-- Data entries --
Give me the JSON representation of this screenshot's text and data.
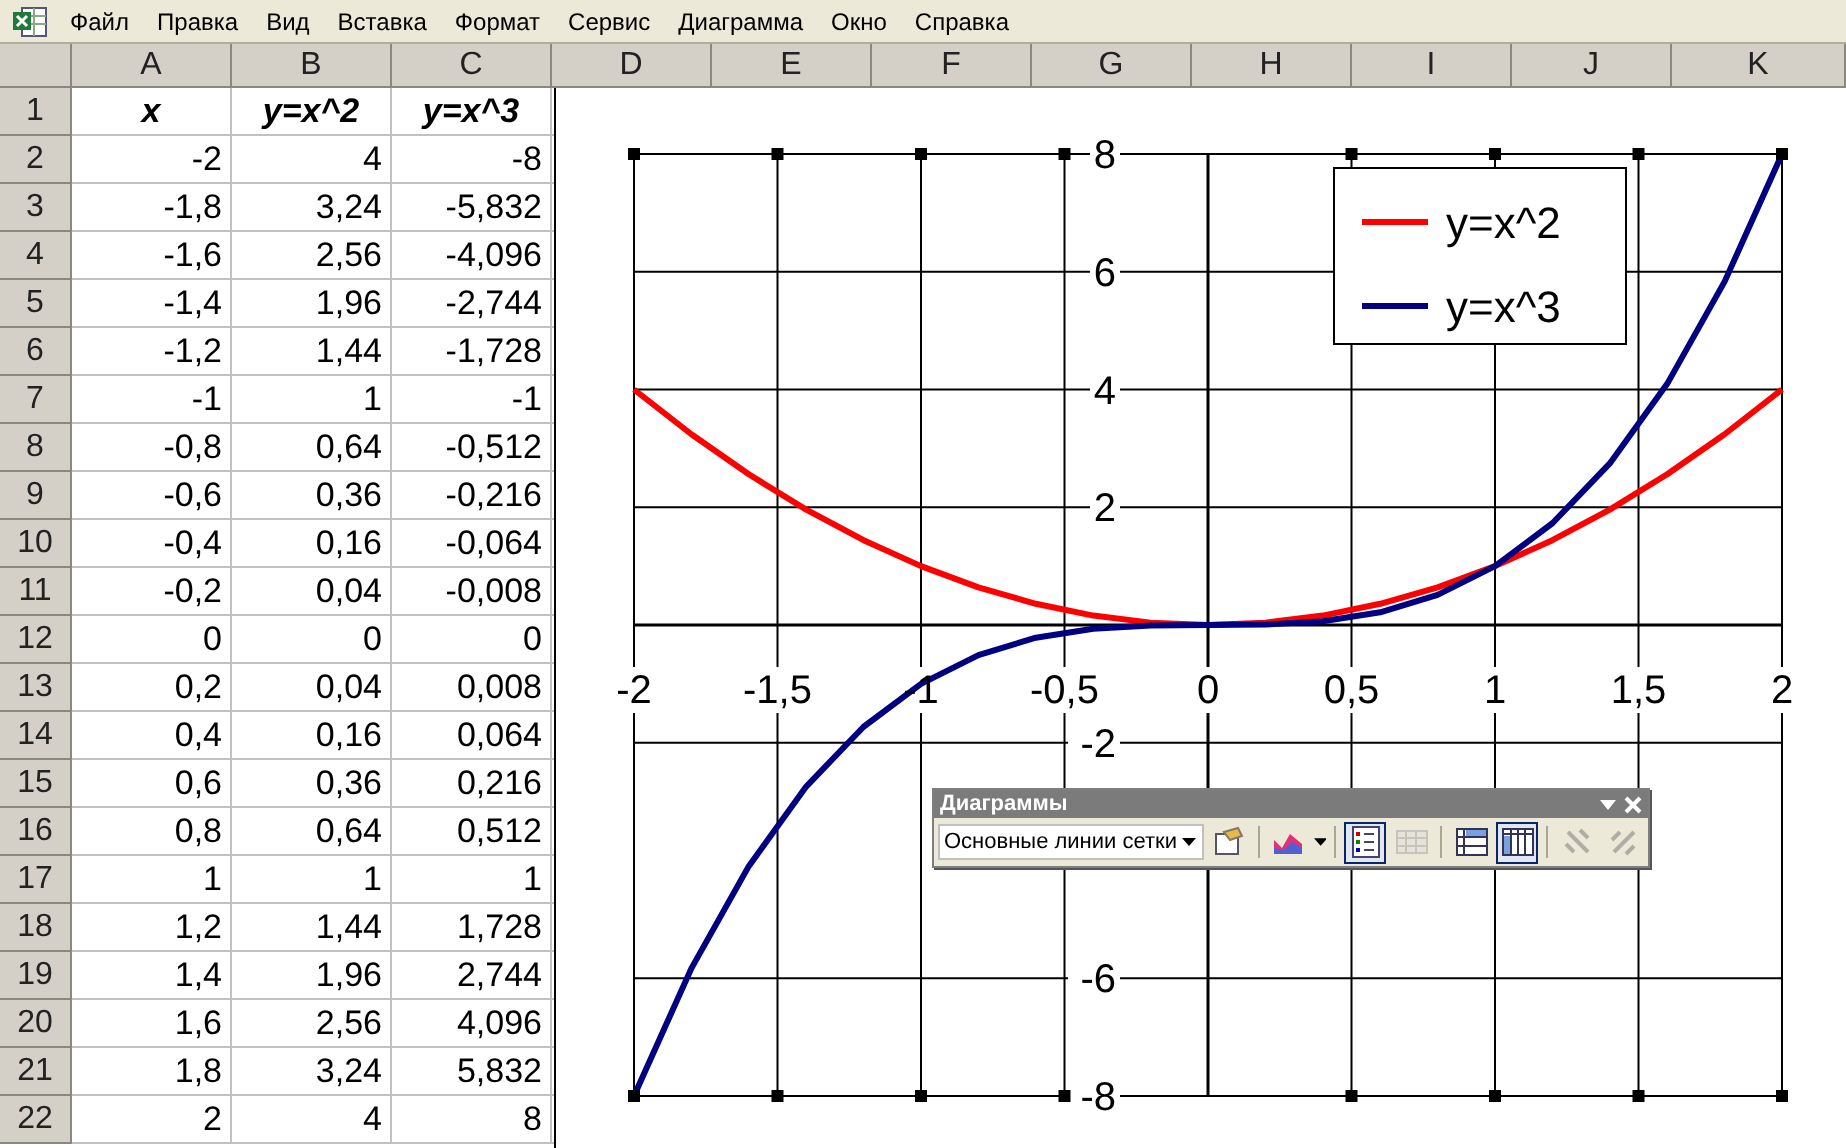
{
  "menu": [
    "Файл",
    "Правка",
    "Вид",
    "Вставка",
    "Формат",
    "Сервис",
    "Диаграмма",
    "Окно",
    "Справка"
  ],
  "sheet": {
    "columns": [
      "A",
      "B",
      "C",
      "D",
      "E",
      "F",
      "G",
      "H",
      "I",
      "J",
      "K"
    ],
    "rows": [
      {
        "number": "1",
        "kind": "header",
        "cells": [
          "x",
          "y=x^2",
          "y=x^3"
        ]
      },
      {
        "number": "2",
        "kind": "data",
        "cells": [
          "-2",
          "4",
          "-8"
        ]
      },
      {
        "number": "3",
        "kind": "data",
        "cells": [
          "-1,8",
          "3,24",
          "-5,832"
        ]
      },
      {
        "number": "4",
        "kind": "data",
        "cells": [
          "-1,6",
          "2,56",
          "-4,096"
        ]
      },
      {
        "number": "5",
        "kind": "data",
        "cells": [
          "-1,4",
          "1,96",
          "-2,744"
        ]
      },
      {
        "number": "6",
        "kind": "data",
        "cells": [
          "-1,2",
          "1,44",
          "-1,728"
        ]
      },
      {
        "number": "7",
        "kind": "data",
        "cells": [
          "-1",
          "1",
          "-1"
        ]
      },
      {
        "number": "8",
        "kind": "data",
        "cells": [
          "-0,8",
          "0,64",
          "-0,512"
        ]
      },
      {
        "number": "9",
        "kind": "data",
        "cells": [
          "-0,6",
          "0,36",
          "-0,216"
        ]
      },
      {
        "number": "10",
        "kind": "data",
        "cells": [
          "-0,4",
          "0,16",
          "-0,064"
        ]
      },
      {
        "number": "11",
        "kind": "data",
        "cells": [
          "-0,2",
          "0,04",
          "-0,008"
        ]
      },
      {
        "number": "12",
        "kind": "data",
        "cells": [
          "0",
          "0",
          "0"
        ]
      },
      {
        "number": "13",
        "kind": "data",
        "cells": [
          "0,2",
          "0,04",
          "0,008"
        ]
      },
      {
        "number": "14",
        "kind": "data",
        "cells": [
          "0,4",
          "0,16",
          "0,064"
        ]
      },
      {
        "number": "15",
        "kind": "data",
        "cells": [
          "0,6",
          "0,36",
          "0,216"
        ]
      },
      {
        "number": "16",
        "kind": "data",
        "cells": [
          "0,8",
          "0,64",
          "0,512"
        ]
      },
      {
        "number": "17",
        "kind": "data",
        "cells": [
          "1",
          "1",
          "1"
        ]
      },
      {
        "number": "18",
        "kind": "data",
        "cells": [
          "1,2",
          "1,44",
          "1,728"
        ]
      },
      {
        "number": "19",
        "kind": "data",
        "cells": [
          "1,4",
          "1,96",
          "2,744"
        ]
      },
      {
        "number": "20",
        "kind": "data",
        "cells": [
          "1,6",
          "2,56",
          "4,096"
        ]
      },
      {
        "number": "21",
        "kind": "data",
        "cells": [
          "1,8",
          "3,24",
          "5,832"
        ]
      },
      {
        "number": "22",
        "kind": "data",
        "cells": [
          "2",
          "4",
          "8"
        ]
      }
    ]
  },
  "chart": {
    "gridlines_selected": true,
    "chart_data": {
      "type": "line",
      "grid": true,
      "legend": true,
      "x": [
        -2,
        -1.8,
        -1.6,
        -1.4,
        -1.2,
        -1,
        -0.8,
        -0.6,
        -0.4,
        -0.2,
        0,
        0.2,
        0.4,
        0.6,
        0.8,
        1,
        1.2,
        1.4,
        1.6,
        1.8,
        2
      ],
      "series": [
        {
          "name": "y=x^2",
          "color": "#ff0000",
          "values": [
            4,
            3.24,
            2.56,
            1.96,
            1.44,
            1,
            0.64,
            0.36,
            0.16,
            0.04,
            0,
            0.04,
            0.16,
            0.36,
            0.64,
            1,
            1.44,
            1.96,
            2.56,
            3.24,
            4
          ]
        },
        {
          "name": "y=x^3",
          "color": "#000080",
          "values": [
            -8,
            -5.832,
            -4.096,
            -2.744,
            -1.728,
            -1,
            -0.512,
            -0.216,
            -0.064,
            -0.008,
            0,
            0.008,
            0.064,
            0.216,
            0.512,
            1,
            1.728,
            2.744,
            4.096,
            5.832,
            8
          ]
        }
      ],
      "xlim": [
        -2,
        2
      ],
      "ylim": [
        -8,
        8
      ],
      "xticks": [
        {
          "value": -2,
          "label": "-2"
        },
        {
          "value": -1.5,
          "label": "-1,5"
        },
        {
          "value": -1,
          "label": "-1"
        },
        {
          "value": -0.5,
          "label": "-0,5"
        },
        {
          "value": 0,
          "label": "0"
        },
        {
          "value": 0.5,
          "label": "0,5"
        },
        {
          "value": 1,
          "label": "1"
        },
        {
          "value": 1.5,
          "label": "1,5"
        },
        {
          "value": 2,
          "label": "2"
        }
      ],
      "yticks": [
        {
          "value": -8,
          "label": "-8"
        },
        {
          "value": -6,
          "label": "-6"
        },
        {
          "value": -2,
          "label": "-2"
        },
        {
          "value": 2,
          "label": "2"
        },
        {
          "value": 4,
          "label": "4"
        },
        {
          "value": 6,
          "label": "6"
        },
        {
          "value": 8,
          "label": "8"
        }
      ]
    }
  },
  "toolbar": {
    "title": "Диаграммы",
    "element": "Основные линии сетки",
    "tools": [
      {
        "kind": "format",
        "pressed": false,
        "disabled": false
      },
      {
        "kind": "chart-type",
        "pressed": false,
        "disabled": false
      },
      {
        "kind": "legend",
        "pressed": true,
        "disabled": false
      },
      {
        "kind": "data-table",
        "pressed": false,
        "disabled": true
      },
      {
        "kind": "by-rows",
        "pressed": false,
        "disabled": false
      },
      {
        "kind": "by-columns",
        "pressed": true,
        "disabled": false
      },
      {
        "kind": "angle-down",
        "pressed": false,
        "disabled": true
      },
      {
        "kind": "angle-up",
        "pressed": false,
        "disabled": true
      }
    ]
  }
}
---
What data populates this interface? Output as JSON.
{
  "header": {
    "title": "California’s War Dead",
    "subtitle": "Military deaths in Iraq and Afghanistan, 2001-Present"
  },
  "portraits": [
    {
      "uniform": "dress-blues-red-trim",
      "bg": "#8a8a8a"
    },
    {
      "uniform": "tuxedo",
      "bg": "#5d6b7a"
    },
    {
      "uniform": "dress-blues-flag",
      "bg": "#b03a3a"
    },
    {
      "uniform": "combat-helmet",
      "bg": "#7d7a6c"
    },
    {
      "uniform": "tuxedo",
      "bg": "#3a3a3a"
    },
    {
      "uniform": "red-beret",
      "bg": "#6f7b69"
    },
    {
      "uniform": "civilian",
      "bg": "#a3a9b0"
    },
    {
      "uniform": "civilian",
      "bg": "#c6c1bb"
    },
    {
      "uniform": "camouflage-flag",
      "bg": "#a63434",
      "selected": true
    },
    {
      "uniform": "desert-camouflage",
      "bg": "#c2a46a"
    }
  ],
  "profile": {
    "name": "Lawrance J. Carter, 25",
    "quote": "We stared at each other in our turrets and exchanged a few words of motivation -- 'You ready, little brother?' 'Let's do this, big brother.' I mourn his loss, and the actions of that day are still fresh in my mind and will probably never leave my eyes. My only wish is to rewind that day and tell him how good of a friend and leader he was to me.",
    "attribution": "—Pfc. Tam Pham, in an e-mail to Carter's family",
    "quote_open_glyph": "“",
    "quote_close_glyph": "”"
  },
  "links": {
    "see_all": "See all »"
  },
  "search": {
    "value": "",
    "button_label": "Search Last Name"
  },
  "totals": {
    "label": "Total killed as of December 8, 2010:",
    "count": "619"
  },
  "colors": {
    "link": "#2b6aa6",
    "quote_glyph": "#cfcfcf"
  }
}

-- Given instruction --
Take every line containing the word "blues" and copy it.

-- Exercise solution --
      "uniform": "dress-blues-red-trim",
      "uniform": "dress-blues-flag",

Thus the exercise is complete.